The task ->
Go through the listing below and list every line with "text".

[Dataset entries]
● ● ● ● ● ● ●
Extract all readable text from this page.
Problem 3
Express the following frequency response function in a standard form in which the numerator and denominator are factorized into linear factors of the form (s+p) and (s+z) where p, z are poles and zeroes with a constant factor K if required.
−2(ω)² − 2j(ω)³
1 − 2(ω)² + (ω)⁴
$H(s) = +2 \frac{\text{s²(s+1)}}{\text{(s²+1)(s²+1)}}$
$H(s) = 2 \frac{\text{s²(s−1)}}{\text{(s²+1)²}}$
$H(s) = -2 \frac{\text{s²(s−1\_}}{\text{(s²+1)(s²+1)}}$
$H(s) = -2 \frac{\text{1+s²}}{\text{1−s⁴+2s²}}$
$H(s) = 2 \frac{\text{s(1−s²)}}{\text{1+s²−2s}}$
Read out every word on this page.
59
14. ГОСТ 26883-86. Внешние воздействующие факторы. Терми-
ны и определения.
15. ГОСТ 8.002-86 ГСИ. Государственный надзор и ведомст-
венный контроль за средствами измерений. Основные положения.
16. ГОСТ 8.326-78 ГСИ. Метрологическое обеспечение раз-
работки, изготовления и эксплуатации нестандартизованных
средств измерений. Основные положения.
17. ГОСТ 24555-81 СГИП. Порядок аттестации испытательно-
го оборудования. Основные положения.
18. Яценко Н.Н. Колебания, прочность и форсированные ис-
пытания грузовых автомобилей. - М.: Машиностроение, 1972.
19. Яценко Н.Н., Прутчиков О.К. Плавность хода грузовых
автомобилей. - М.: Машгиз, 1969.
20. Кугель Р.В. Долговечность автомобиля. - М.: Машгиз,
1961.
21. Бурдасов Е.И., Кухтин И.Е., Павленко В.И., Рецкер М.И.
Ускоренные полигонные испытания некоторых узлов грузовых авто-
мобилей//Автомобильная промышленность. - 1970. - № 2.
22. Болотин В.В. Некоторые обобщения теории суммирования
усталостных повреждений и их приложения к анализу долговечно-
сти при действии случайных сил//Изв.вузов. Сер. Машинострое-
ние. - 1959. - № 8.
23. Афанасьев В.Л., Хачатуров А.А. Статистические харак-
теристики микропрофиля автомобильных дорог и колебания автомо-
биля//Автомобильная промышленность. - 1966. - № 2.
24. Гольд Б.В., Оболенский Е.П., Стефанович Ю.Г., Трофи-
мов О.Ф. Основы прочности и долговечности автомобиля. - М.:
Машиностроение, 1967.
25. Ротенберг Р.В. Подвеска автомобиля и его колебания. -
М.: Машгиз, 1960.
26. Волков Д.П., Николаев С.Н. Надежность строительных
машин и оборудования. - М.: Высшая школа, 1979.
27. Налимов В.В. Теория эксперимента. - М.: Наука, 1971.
● ● ● ● ● ● ●
Task output ->
Extract all readable text from this page.
$H(s) = +2 \frac{\text{s²(s+1)}}{\text{(s²+1)(s²+1)}}$
$H(s) = 2 \frac{\text{s²(s−1)}}{\text{(s²+1)²}}$
$H(s) = -2 \frac{\text{s²(s−1\_}}{\text{(s²+1)(s²+1)}}$
$H(s) = -2 \frac{\text{1+s²}}{\text{1−s⁴+2s²}}$
$H(s) = 2 \frac{\text{s(1−s²)}}{\text{1+s²−2s}}$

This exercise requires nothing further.